WHAT IS REQUIRED →
Find every line in the records below that holds the word "susceptible", and copy it out.

INPUT DATA →
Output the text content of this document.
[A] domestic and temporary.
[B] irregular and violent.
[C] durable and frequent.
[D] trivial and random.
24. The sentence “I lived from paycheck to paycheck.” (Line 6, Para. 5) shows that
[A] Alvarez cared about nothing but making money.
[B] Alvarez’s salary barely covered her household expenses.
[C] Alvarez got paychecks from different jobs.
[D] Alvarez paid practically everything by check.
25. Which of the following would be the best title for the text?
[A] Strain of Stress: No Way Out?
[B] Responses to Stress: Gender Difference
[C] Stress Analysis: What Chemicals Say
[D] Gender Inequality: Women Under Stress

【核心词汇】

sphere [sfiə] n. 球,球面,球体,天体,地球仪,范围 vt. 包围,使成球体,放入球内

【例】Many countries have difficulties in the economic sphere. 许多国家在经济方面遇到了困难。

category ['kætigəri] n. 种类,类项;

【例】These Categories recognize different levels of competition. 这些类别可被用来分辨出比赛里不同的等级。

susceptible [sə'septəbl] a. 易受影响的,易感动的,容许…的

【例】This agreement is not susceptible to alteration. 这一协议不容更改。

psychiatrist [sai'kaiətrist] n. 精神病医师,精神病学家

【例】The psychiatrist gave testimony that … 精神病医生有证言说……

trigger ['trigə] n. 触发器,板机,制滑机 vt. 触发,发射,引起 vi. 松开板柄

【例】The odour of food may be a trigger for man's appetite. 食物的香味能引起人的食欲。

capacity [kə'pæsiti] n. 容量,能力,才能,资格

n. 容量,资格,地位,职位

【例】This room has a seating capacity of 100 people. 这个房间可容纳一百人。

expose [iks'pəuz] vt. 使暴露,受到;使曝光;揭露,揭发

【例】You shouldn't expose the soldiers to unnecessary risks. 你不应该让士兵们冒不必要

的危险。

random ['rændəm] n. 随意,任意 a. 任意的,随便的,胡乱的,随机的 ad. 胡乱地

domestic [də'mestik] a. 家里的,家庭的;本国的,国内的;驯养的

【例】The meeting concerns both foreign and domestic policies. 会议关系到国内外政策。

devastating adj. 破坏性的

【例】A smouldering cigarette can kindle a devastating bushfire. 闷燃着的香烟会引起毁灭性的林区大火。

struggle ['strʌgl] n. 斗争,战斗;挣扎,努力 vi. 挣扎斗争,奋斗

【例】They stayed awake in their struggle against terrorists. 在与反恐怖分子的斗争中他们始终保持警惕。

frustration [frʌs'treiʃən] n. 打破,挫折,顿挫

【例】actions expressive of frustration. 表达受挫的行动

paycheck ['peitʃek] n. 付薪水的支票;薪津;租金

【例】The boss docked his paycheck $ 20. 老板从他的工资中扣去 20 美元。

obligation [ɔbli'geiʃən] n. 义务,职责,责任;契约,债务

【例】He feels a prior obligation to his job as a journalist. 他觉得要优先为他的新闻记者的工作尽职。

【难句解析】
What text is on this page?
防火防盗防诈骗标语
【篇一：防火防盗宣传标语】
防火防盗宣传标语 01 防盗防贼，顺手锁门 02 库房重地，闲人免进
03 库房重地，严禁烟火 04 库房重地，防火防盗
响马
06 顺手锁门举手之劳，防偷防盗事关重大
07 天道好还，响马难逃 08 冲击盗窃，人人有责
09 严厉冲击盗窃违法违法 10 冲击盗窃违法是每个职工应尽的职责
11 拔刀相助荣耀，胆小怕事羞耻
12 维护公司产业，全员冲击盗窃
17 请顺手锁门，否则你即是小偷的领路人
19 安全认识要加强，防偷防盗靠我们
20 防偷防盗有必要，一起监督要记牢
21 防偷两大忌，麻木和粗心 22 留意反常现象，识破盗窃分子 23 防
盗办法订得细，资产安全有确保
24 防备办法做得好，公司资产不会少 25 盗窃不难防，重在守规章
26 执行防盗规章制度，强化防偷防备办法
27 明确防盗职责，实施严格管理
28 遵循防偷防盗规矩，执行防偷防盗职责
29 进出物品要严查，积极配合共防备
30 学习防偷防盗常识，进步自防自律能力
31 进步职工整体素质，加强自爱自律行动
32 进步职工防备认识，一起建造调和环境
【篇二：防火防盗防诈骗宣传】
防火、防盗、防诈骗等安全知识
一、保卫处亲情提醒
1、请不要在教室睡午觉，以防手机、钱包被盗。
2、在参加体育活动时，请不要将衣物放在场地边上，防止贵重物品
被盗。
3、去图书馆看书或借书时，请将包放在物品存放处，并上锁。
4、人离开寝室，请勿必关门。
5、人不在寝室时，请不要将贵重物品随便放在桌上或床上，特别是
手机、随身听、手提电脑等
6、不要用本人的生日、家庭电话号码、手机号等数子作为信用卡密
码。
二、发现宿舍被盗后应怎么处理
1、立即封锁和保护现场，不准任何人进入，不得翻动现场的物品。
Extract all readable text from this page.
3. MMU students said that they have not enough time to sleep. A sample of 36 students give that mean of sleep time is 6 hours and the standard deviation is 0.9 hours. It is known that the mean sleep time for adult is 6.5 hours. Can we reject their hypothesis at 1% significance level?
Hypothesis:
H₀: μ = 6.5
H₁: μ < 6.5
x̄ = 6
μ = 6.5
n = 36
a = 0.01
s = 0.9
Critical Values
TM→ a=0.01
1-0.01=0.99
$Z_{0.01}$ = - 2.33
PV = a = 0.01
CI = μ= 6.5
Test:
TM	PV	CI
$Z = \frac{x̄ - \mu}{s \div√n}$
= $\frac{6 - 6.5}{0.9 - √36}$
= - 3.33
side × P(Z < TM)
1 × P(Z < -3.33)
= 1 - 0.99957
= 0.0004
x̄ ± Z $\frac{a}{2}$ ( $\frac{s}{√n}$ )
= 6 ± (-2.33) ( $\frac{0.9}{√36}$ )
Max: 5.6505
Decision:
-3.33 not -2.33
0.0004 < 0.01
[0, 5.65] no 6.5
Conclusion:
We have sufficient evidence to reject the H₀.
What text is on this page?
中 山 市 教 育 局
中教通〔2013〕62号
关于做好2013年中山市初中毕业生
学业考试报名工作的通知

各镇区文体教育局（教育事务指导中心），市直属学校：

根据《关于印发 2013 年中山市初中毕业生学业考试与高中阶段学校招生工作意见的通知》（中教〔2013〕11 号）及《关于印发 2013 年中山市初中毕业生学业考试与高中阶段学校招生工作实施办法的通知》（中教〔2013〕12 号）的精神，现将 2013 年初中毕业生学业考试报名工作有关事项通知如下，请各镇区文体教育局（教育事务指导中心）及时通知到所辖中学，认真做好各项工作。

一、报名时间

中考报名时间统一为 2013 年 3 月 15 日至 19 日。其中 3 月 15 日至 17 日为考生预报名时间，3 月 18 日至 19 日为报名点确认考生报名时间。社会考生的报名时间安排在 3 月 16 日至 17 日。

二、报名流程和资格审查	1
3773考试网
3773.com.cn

TASK ANSWER →
susceptible [sə'septəbl] a. 易受影响的,易感动的,容许…的
【例】This agreement is not susceptible to alteration. 这一协议不容更改。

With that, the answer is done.